(What you will do) Each line of the data that includes the string "fill" is to be copied out.

(Data provided)
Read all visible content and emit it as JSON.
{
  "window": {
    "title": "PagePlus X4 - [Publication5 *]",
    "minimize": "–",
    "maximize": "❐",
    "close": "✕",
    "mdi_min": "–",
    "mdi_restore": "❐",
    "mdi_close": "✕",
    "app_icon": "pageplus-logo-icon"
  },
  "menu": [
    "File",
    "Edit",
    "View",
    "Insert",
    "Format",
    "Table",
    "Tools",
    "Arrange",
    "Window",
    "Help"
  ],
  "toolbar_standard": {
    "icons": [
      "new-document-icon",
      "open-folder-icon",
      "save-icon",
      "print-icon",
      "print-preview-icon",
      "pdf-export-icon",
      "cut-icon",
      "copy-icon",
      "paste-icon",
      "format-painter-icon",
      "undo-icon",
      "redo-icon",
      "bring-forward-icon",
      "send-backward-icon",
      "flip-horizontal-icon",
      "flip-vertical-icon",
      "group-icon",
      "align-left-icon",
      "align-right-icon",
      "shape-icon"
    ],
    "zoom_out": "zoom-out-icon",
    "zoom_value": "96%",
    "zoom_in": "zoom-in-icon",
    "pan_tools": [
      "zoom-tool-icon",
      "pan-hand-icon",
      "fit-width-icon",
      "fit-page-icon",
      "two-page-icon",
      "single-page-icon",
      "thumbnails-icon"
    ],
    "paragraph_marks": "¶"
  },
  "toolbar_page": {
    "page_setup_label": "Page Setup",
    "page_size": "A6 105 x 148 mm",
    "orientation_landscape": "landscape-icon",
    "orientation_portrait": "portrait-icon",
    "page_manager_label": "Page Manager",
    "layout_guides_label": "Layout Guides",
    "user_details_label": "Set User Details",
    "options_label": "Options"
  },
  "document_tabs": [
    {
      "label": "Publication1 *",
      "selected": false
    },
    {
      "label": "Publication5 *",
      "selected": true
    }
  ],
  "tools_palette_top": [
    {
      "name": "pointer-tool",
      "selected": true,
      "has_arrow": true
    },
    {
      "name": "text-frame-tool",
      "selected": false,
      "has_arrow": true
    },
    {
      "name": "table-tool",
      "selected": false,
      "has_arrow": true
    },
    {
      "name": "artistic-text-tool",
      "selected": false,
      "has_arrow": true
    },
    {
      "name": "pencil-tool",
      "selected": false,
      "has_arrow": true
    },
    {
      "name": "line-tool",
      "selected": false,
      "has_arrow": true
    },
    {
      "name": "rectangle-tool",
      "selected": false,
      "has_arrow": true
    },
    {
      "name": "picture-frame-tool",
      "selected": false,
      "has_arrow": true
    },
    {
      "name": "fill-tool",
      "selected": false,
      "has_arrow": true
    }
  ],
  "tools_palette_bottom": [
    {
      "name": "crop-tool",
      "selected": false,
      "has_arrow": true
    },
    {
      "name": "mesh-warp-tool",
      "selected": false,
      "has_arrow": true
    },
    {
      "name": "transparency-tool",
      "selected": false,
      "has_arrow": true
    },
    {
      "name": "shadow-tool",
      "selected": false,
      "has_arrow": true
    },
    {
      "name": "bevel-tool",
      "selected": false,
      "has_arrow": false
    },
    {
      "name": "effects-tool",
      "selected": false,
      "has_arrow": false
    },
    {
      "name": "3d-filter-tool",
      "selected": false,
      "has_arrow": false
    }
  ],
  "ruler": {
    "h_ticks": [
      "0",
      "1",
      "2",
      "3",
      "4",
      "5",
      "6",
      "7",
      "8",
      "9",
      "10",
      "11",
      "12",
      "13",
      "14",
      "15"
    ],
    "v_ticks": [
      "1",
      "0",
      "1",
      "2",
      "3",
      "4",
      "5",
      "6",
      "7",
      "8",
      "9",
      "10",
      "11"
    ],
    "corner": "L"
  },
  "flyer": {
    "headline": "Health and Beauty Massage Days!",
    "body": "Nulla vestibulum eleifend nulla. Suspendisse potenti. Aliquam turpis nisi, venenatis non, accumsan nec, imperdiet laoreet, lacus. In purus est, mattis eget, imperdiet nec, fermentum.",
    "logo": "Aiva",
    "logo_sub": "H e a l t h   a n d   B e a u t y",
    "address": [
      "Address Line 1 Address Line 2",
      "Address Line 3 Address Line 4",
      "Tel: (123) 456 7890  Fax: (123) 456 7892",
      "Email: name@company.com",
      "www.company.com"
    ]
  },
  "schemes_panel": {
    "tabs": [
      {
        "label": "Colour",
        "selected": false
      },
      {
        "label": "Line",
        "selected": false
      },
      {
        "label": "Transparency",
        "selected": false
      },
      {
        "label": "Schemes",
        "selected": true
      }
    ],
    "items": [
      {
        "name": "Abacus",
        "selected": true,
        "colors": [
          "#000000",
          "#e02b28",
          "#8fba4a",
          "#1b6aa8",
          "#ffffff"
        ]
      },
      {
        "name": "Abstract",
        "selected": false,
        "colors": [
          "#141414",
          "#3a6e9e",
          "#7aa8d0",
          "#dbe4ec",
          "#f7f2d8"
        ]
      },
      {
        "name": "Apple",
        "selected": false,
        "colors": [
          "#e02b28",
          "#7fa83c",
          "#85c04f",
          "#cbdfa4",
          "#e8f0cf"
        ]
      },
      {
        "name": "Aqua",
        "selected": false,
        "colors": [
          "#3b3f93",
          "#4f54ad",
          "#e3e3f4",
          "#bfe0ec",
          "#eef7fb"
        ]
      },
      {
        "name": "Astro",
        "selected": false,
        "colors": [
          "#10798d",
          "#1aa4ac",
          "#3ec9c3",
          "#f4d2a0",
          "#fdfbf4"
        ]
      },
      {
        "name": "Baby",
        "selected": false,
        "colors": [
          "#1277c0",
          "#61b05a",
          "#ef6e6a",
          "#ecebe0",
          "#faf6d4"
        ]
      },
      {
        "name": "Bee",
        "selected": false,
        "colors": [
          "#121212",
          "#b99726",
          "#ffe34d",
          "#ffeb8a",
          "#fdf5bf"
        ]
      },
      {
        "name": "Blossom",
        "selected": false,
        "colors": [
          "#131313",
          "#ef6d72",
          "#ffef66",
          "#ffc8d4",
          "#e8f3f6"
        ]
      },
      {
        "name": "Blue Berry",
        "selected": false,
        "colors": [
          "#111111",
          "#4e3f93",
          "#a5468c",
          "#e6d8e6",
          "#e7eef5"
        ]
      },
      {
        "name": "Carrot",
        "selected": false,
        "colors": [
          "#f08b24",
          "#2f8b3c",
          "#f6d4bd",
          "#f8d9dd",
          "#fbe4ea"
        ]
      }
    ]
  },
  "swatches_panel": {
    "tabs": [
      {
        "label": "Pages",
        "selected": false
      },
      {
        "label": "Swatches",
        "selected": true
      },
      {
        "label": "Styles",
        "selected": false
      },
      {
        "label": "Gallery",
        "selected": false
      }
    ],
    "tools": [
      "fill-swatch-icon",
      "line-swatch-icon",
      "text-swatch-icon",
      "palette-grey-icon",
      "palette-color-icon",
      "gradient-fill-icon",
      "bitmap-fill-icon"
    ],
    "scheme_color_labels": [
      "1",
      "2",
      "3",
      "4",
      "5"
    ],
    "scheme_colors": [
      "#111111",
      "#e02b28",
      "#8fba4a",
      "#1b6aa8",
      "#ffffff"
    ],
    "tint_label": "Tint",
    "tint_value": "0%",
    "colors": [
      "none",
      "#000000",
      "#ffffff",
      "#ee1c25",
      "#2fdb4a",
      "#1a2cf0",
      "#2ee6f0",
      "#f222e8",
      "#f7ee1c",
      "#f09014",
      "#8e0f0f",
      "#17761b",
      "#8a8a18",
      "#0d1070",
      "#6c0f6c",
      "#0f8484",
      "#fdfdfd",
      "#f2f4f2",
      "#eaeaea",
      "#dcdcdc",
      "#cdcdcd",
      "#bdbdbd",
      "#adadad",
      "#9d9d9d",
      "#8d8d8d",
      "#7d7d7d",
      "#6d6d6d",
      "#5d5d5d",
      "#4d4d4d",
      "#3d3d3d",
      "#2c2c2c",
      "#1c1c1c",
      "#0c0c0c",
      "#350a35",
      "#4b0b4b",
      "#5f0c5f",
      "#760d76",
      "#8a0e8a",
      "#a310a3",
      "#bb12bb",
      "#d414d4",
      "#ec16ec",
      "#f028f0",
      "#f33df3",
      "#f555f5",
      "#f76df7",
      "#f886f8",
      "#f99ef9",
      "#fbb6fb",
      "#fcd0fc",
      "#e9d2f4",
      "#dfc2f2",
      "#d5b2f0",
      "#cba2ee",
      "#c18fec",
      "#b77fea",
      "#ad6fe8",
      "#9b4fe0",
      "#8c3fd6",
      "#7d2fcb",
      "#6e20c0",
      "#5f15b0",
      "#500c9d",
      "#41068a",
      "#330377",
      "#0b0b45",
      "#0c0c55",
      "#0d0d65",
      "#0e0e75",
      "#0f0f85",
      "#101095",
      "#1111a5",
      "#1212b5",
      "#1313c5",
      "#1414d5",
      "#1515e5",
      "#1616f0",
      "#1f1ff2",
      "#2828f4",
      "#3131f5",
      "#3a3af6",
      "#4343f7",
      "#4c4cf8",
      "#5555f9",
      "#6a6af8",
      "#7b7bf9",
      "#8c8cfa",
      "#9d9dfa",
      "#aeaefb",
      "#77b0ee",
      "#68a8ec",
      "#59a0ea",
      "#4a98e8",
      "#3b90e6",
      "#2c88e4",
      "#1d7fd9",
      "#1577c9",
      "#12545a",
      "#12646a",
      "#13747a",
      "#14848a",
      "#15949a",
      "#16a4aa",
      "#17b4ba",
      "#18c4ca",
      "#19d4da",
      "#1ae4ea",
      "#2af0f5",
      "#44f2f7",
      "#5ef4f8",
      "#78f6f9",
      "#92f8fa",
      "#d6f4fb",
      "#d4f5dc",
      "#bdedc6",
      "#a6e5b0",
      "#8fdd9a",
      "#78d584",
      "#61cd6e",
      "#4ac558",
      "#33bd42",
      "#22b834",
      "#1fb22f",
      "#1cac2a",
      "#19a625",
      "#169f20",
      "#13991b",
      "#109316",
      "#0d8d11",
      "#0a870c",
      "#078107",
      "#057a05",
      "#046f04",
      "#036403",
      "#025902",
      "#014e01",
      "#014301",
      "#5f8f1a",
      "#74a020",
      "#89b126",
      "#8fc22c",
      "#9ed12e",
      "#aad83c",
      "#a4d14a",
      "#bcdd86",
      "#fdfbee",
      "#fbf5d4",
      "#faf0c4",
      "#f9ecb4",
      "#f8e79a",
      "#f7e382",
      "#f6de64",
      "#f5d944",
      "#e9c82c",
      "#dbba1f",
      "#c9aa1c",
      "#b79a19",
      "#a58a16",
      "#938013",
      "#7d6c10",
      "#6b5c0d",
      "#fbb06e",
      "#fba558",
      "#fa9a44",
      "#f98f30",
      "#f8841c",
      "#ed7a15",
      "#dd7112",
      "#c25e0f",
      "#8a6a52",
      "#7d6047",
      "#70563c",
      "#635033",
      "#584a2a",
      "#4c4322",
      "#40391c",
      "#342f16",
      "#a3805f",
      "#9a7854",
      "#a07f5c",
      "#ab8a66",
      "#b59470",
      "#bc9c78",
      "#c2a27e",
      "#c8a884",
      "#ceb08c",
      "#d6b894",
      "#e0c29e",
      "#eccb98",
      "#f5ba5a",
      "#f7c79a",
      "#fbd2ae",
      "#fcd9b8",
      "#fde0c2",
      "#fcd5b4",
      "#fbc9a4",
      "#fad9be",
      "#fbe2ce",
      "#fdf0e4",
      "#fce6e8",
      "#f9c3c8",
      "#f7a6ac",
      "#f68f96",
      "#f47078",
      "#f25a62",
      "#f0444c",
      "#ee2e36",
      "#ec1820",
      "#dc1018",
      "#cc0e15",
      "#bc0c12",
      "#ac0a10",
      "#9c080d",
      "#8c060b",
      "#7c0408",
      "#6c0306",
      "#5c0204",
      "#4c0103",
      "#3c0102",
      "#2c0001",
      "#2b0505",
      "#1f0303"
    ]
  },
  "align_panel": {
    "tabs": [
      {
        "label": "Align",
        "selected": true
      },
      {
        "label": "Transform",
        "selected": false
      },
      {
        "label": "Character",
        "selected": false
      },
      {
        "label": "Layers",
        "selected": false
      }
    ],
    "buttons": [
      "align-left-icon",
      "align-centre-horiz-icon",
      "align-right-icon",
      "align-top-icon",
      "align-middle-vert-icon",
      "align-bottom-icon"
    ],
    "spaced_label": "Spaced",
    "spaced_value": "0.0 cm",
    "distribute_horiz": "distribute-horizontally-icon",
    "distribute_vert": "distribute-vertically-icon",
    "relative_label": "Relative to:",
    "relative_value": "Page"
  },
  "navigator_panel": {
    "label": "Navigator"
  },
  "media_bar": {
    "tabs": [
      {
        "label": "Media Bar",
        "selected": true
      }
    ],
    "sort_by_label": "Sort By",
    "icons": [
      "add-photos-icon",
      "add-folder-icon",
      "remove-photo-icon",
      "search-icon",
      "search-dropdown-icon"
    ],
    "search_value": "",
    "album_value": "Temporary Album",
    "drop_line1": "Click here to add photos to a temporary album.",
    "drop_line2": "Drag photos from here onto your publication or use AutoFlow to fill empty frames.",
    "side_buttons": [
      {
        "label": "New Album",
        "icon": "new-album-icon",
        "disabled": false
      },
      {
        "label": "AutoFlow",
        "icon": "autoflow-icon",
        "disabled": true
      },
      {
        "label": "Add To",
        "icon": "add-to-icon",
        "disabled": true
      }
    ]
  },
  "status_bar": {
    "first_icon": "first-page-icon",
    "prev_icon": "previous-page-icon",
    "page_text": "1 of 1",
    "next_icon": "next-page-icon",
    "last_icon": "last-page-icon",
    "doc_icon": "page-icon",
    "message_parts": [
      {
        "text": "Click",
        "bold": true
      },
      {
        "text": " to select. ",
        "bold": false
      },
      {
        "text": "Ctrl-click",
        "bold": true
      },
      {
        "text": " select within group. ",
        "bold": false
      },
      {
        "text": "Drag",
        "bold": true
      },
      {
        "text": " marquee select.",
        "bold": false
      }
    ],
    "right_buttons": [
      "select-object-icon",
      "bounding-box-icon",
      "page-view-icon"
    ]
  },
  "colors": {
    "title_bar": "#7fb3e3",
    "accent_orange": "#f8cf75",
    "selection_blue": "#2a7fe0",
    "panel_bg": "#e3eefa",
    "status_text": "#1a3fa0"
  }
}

(Result of this exercise)
      "name": "fill-tool",
      "fill-swatch-icon",
      "gradient-fill-icon",
      "bitmap-fill-icon"
    "drop_line2": "Drag photos from here onto your publication or use AutoFlow to fill empty frames.",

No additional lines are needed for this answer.